## Aim of the exercise
Reproduce this listing in full.

[Structured figure records]
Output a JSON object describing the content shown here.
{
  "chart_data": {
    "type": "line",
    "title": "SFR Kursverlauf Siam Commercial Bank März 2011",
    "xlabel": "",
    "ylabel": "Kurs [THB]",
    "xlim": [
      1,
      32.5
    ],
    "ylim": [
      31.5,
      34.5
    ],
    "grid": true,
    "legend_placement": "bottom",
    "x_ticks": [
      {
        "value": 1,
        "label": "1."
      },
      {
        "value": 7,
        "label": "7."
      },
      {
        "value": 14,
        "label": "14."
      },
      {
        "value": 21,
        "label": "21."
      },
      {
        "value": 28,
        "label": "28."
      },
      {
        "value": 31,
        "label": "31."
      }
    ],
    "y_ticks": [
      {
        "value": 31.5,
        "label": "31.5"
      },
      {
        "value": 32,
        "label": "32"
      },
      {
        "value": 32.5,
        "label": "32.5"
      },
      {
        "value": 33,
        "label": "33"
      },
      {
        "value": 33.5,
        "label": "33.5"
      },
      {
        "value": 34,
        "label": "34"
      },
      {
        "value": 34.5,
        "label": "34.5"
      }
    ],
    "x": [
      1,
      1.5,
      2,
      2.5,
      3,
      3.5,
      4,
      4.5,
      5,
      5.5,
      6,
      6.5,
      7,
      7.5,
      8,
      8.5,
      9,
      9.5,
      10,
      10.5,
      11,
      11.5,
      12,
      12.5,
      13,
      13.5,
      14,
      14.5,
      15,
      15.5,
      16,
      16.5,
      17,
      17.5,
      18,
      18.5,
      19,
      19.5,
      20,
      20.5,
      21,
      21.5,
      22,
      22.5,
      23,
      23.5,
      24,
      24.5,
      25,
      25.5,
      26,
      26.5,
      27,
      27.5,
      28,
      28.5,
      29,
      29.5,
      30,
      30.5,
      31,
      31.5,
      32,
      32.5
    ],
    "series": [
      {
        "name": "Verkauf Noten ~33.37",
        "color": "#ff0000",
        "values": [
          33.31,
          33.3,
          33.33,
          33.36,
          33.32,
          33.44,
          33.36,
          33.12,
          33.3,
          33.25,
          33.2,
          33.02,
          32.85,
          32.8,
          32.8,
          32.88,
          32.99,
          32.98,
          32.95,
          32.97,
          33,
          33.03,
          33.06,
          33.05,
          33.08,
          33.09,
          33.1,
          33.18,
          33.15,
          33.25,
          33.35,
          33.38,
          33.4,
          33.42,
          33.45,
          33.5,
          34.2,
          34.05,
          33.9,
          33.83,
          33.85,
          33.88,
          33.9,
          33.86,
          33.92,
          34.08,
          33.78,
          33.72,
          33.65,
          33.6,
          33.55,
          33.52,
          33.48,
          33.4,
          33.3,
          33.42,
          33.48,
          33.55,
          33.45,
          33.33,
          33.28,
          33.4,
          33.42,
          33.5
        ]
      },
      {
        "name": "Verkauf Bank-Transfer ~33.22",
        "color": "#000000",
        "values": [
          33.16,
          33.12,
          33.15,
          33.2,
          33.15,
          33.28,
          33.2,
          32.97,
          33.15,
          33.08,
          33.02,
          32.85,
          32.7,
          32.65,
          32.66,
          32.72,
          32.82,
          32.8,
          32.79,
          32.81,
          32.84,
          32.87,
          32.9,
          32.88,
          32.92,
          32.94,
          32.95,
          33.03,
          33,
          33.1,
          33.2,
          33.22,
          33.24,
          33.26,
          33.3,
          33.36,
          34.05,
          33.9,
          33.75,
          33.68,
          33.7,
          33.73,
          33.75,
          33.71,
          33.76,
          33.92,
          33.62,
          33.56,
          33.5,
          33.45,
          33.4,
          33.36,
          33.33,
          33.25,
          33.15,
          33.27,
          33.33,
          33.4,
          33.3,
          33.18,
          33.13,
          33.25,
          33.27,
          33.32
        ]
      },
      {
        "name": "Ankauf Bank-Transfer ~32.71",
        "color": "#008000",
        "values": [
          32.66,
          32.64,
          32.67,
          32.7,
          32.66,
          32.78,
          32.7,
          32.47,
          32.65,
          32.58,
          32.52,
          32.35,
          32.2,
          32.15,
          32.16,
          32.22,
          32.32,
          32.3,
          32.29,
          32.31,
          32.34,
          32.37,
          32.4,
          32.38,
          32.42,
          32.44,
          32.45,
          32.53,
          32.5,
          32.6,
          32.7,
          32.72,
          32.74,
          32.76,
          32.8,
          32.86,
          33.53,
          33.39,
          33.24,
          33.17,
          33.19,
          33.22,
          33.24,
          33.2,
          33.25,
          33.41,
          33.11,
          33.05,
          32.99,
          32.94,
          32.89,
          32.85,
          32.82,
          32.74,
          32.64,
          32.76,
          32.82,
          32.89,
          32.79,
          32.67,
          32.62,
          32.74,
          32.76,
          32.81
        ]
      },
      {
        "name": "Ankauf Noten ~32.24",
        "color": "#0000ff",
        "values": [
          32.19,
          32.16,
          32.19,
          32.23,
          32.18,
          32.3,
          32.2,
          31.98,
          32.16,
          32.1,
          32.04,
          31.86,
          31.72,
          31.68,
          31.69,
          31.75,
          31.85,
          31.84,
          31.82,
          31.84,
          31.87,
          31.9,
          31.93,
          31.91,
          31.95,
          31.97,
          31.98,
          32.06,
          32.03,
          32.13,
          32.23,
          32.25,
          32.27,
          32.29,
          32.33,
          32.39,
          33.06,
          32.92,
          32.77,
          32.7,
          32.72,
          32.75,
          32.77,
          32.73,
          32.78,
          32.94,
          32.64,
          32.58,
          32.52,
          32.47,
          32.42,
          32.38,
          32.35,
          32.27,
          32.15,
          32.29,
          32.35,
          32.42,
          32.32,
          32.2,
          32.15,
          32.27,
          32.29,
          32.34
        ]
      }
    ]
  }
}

## Written reply
Output a JSON object describing the content shown here.
{
  "chart_data": {
    "type": "line",
    "title": "SFR Kursverlauf Siam Commercial Bank März 2011",
    "xlabel": "",
    "ylabel": "Kurs [THB]",
    "xlim": [
      1,
      32.5
    ],
    "ylim": [
      31.5,
      34.5
    ],
    "grid": true,
    "legend_placement": "bottom",
    "x_ticks": [
      {
        "value": 1,
        "label": "1."
      },
      {
        "value": 7,
        "label": "7."
      },
      {
        "value": 14,
        "label": "14."
      },
      {
        "value": 21,
        "label": "21."
      },
      {
        "value": 28,
        "label": "28."
      },
      {
        "value": 31,
        "label": "31."
      }
    ],
    "y_ticks": [
      {
        "value": 31.5,
        "label": "31.5"
      },
      {
        "value": 32,
        "label": "32"
      },
      {
        "value": 32.5,
        "label": "32.5"
      },
      {
        "value": 33,
        "label": "33"
      },
      {
        "value": 33.5,
        "label": "33.5"
      },
      {
        "value": 34,
        "label": "34"
      },
      {
        "value": 34.5,
        "label": "34.5"
      }
    ],
    "x": [
      1,
      1.5,
      2,
      2.5,
      3,
      3.5,
      4,
      4.5,
      5,
      5.5,
      6,
      6.5,
      7,
      7.5,
      8,
      8.5,
      9,
      9.5,
      10,
      10.5,
      11,
      11.5,
      12,
      12.5,
      13,
      13.5,
      14,
      14.5,
      15,
      15.5,
      16,
      16.5,
      17,
      17.5,
      18,
      18.5,
      19,
      19.5,
      20,
      20.5,
      21,
      21.5,
      22,
      22.5,
      23,
      23.5,
      24,
      24.5,
      25,
      25.5,
      26,
      26.5,
      27,
      27.5,
      28,
      28.5,
      29,
      29.5,
      30,
      30.5,
      31,
      31.5,
      32,
      32.5
    ],
    "series": [
      {
        "name": "Verkauf Noten ~33.37",
        "color": "#ff0000",
        "values": [
          33.31,
          33.3,
          33.33,
          33.36,
          33.32,
          33.44,
          33.36,
          33.12,
          33.3,
          33.25,
          33.2,
          33.02,
          32.85,
          32.8,
          32.8,
          32.88,
          32.99,
          32.98,
          32.95,
          32.97,
          33,
          33.03,
          33.06,
          33.05,
          33.08,
          33.09,
          33.1,
          33.18,
          33.15,
          33.25,
          33.35,
          33.38,
          33.4,
          33.42,
          33.45,
          33.5,
          34.2,
          34.05,
          33.9,
          33.83,
          33.85,
          33.88,
          33.9,
          33.86,
          33.92,
          34.08,
          33.78,
          33.72,
          33.65,
          33.6,
          33.55,
          33.52,
          33.48,
          33.4,
          33.3,
          33.42,
          33.48,
          33.55,
          33.45,
          33.33,
          33.28,
          33.4,
          33.42,
          33.5
        ]
      },
      {
        "name": "Verkauf Bank-Transfer ~33.22",
        "color": "#000000",
        "values": [
          33.16,
          33.12,
          33.15,
          33.2,
          33.15,
          33.28,
          33.2,
          32.97,
          33.15,
          33.08,
          33.02,
          32.85,
          32.7,
          32.65,
          32.66,
          32.72,
          32.82,
          32.8,
          32.79,
          32.81,
          32.84,
          32.87,
          32.9,
          32.88,
          32.92,
          32.94,
          32.95,
          33.03,
          33,
          33.1,
          33.2,
          33.22,
          33.24,
          33.26,
          33.3,
          33.36,
          34.05,
          33.9,
          33.75,
          33.68,
          33.7,
          33.73,
          33.75,
          33.71,
          33.76,
          33.92,
          33.62,
          33.56,
          33.5,
          33.45,
          33.4,
          33.36,
          33.33,
          33.25,
          33.15,
          33.27,
          33.33,
          33.4,
          33.3,
          33.18,
          33.13,
          33.25,
          33.27,
          33.32
        ]
      },
      {
        "name": "Ankauf Bank-Transfer ~32.71",
        "color": "#008000",
        "values": [
          32.66,
          32.64,
          32.67,
          32.7,
          32.66,
          32.78,
          32.7,
          32.47,
          32.65,
          32.58,
          32.52,
          32.35,
          32.2,
          32.15,
          32.16,
          32.22,
          32.32,
          32.3,
          32.29,
          32.31,
          32.34,
          32.37,
          32.4,
          32.38,
          32.42,
          32.44,
          32.45,
          32.53,
          32.5,
          32.6,
          32.7,
          32.72,
          32.74,
          32.76,
          32.8,
          32.86,
          33.53,
          33.39,
          33.24,
          33.17,
          33.19,
          33.22,
          33.24,
          33.2,
          33.25,
          33.41,
          33.11,
          33.05,
          32.99,
          32.94,
          32.89,
          32.85,
          32.82,
          32.74,
          32.64,
          32.76,
          32.82,
          32.89,
          32.79,
          32.67,
          32.62,
          32.74,
          32.76,
          32.81
        ]
      },
      {
        "name": "Ankauf Noten ~32.24",
        "color": "#0000ff",
        "values": [
          32.19,
          32.16,
          32.19,
          32.23,
          32.18,
          32.3,
          32.2,
          31.98,
          32.16,
          32.1,
          32.04,
          31.86,
          31.72,
          31.68,
          31.69,
          31.75,
          31.85,
          31.84,
          31.82,
          31.84,
          31.87,
          31.9,
          31.93,
          31.91,
          31.95,
          31.97,
          31.98,
          32.06,
          32.03,
          32.13,
          32.23,
          32.25,
          32.27,
          32.29,
          32.33,
          32.39,
          33.06,
          32.92,
          32.77,
          32.7,
          32.72,
          32.75,
          32.77,
          32.73,
          32.78,
          32.94,
          32.64,
          32.58,
          32.52,
          32.47,
          32.42,
          32.38,
          32.35,
          32.27,
          32.15,
          32.29,
          32.35,
          32.42,
          32.32,
          32.2,
          32.15,
          32.27,
          32.29,
          32.34
        ]
      }
    ]
  }
}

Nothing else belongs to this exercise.